_Records provided_
>> START
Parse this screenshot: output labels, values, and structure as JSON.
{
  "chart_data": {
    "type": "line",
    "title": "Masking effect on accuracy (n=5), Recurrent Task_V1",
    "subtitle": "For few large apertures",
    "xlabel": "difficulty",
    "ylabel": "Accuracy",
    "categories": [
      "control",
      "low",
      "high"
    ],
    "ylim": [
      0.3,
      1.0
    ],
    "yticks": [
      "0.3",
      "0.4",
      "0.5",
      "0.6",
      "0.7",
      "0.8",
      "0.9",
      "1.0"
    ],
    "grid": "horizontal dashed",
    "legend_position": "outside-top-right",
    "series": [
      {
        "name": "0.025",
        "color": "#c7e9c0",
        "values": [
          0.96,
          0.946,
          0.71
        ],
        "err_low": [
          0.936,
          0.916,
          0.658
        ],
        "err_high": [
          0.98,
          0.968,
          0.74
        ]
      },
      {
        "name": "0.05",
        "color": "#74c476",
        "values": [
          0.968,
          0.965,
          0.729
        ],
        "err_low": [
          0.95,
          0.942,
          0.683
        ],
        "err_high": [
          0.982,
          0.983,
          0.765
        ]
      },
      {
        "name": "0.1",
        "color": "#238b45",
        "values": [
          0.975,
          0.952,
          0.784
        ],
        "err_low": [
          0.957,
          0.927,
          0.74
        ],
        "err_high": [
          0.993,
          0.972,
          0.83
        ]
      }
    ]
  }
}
>> END
_The request_
Write out the records above again, keeping each one identical to the original.

_Response to the task_
Parse this screenshot: output labels, values, and structure as JSON.
{
  "chart_data": {
    "type": "line",
    "title": "Masking effect on accuracy (n=5), Recurrent Task_V1",
    "subtitle": "For few large apertures",
    "xlabel": "difficulty",
    "ylabel": "Accuracy",
    "categories": [
      "control",
      "low",
      "high"
    ],
    "ylim": [
      0.3,
      1.0
    ],
    "yticks": [
      "0.3",
      "0.4",
      "0.5",
      "0.6",
      "0.7",
      "0.8",
      "0.9",
      "1.0"
    ],
    "grid": "horizontal dashed",
    "legend_position": "outside-top-right",
    "series": [
      {
        "name": "0.025",
        "color": "#c7e9c0",
        "values": [
          0.96,
          0.946,
          0.71
        ],
        "err_low": [
          0.936,
          0.916,
          0.658
        ],
        "err_high": [
          0.98,
          0.968,
          0.74
        ]
      },
      {
        "name": "0.05",
        "color": "#74c476",
        "values": [
          0.968,
          0.965,
          0.729
        ],
        "err_low": [
          0.95,
          0.942,
          0.683
        ],
        "err_high": [
          0.982,
          0.983,
          0.765
        ]
      },
      {
        "name": "0.1",
        "color": "#238b45",
        "values": [
          0.975,
          0.952,
          0.784
        ],
        "err_low": [
          0.957,
          0.927,
          0.74
        ],
        "err_high": [
          0.993,
          0.972,
          0.83
        ]
      }
    ]
  }
}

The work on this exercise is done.